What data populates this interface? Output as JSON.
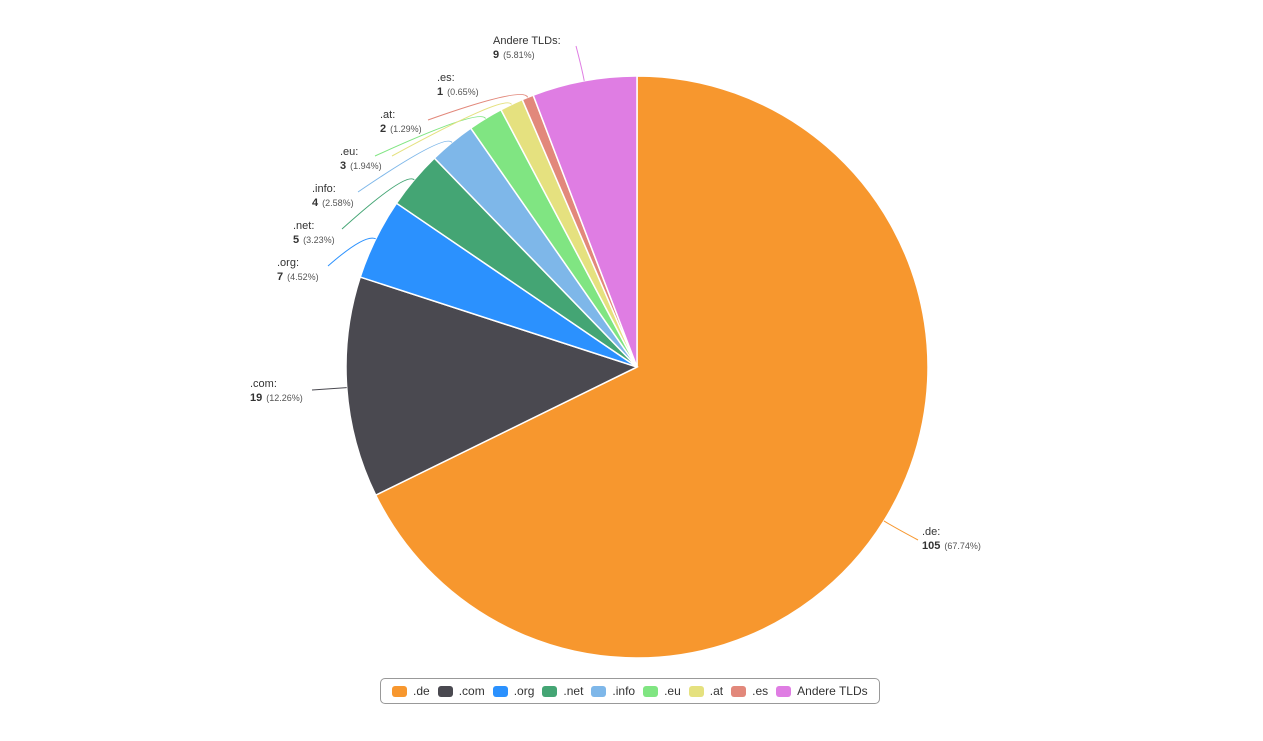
{
  "chart_data": {
    "type": "pie",
    "slices": [
      {
        "label": ".de",
        "value": 105,
        "percent": "67.74%",
        "color": "#f7972e"
      },
      {
        "label": ".com",
        "value": 19,
        "percent": "12.26%",
        "color": "#4a4950"
      },
      {
        "label": ".org",
        "value": 7,
        "percent": "4.52%",
        "color": "#2b91fe"
      },
      {
        "label": ".net",
        "value": 5,
        "percent": "3.23%",
        "color": "#44a574"
      },
      {
        "label": ".info",
        "value": 4,
        "percent": "2.58%",
        "color": "#7eb7e9"
      },
      {
        "label": ".eu",
        "value": 3,
        "percent": "1.94%",
        "color": "#80e582"
      },
      {
        "label": ".at",
        "value": 2,
        "percent": "1.29%",
        "color": "#e5e17f"
      },
      {
        "label": ".es",
        "value": 1,
        "percent": "0.65%",
        "color": "#e2887b"
      },
      {
        "label": "Andere TLDs",
        "value": 9,
        "percent": "5.81%",
        "color": "#df7de3"
      }
    ],
    "legend_position": "bottom-center"
  }
}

★ ★ ★ ★ ★ ★ ★

Task – Copy every line of the records above that holds the word "value".

Output for this exercise –
        "value": 105,
        "value": 19,
        "value": 7,
        "value": 5,
        "value": 4,
        "value": 3,
        "value": 2,
        "value": 1,
        "value": 9,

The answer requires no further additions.